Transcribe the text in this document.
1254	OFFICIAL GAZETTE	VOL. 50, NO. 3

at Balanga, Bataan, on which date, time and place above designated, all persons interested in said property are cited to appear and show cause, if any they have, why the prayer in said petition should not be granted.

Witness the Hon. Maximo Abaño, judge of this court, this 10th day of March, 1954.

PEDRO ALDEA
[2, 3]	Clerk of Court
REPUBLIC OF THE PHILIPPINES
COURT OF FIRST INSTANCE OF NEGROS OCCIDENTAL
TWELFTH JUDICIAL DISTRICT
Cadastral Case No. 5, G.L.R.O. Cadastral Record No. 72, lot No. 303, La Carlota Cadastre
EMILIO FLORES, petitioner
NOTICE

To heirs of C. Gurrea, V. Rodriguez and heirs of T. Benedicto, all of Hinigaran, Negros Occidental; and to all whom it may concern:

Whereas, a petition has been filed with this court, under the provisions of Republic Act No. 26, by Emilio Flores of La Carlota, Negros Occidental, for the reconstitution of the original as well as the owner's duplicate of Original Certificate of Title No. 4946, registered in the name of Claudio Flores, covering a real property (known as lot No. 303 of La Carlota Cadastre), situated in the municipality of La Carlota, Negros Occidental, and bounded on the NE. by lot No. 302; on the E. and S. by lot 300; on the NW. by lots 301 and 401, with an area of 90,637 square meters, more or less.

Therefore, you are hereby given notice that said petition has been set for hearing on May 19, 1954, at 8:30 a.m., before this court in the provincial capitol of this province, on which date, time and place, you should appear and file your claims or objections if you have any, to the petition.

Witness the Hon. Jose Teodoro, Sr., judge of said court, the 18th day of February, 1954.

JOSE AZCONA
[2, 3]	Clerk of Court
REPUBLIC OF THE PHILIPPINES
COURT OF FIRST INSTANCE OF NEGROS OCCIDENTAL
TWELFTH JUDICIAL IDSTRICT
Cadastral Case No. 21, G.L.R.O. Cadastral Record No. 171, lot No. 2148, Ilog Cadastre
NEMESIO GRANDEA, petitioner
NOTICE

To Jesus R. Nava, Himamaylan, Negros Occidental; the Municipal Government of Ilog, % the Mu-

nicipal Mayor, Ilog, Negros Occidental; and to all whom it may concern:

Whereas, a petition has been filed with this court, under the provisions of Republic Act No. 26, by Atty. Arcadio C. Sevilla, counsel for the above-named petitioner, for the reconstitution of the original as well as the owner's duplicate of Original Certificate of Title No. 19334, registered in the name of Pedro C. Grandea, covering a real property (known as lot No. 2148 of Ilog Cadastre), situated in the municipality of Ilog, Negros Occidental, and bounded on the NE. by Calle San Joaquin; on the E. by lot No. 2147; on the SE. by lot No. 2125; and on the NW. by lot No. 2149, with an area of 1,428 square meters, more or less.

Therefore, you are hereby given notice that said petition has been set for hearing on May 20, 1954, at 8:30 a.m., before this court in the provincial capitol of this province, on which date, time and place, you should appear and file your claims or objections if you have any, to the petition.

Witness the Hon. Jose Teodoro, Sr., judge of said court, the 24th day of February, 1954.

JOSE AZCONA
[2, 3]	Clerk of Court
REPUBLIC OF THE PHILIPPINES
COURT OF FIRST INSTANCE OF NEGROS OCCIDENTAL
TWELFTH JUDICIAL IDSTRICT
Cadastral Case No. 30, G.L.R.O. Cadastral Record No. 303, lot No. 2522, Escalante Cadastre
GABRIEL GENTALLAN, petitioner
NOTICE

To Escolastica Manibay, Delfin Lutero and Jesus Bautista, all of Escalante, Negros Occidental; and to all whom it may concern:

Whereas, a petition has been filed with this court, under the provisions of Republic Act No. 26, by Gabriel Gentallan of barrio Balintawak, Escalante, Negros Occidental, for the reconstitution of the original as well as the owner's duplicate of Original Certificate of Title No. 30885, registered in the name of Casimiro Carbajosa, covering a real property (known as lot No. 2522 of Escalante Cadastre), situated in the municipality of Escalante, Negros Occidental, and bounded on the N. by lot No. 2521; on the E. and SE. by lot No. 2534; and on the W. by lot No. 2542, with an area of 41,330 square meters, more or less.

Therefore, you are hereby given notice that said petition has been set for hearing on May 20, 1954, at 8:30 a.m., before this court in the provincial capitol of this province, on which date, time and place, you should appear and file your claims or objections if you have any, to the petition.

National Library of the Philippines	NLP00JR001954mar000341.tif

> SET EXERCISE:
Give the listing again, word for word.

> RESULT OF THIS EXERCISE:
Transcribe the text in this document.
1254	OFFICIAL GAZETTE	VOL. 50, NO. 3

at Balanga, Bataan, on which date, time and place above designated, all persons interested in said property are cited to appear and show cause, if any they have, why the prayer in said petition should not be granted.

Witness the Hon. Maximo Abaño, judge of this court, this 10th day of March, 1954.

PEDRO ALDEA
[2, 3]	Clerk of Court
REPUBLIC OF THE PHILIPPINES
COURT OF FIRST INSTANCE OF NEGROS OCCIDENTAL
TWELFTH JUDICIAL DISTRICT
Cadastral Case No. 5, G.L.R.O. Cadastral Record No. 72, lot No. 303, La Carlota Cadastre
EMILIO FLORES, petitioner
NOTICE

To heirs of C. Gurrea, V. Rodriguez and heirs of T. Benedicto, all of Hinigaran, Negros Occidental; and to all whom it may concern:

Whereas, a petition has been filed with this court, under the provisions of Republic Act No. 26, by Emilio Flores of La Carlota, Negros Occidental, for the reconstitution of the original as well as the owner's duplicate of Original Certificate of Title No. 4946, registered in the name of Claudio Flores, covering a real property (known as lot No. 303 of La Carlota Cadastre), situated in the municipality of La Carlota, Negros Occidental, and bounded on the NE. by lot No. 302; on the E. and S. by lot 300; on the NW. by lots 301 and 401, with an area of 90,637 square meters, more or less.

Therefore, you are hereby given notice that said petition has been set for hearing on May 19, 1954, at 8:30 a.m., before this court in the provincial capitol of this province, on which date, time and place, you should appear and file your claims or objections if you have any, to the petition.

Witness the Hon. Jose Teodoro, Sr., judge of said court, the 18th day of February, 1954.

JOSE AZCONA
[2, 3]	Clerk of Court
REPUBLIC OF THE PHILIPPINES
COURT OF FIRST INSTANCE OF NEGROS OCCIDENTAL
TWELFTH JUDICIAL IDSTRICT
Cadastral Case No. 21, G.L.R.O. Cadastral Record No. 171, lot No. 2148, Ilog Cadastre
NEMESIO GRANDEA, petitioner
NOTICE

To Jesus R. Nava, Himamaylan, Negros Occidental; the Municipal Government of Ilog, % the Mu-

nicipal Mayor, Ilog, Negros Occidental; and to all whom it may concern:

Whereas, a petition has been filed with this court, under the provisions of Republic Act No. 26, by Atty. Arcadio C. Sevilla, counsel for the above-named petitioner, for the reconstitution of the original as well as the owner's duplicate of Original Certificate of Title No. 19334, registered in the name of Pedro C. Grandea, covering a real property (known as lot No. 2148 of Ilog Cadastre), situated in the municipality of Ilog, Negros Occidental, and bounded on the NE. by Calle San Joaquin; on the E. by lot No. 2147; on the SE. by lot No. 2125; and on the NW. by lot No. 2149, with an area of 1,428 square meters, more or less.

Therefore, you are hereby given notice that said petition has been set for hearing on May 20, 1954, at 8:30 a.m., before this court in the provincial capitol of this province, on which date, time and place, you should appear and file your claims or objections if you have any, to the petition.

Witness the Hon. Jose Teodoro, Sr., judge of said court, the 24th day of February, 1954.

JOSE AZCONA
[2, 3]	Clerk of Court
REPUBLIC OF THE PHILIPPINES
COURT OF FIRST INSTANCE OF NEGROS OCCIDENTAL
TWELFTH JUDICIAL IDSTRICT
Cadastral Case No. 30, G.L.R.O. Cadastral Record No. 303, lot No. 2522, Escalante Cadastre
GABRIEL GENTALLAN, petitioner
NOTICE

To Escolastica Manibay, Delfin Lutero and Jesus Bautista, all of Escalante, Negros Occidental; and to all whom it may concern:

Whereas, a petition has been filed with this court, under the provisions of Republic Act No. 26, by Gabriel Gentallan of barrio Balintawak, Escalante, Negros Occidental, for the reconstitution of the original as well as the owner's duplicate of Original Certificate of Title No. 30885, registered in the name of Casimiro Carbajosa, covering a real property (known as lot No. 2522 of Escalante Cadastre), situated in the municipality of Escalante, Negros Occidental, and bounded on the N. by lot No. 2521; on the E. and SE. by lot No. 2534; and on the W. by lot No. 2542, with an area of 41,330 square meters, more or less.

Therefore, you are hereby given notice that said petition has been set for hearing on May 20, 1954, at 8:30 a.m., before this court in the provincial capitol of this province, on which date, time and place, you should appear and file your claims or objections if you have any, to the petition.

National Library of the Philippines	NLP00JR001954mar000341.tif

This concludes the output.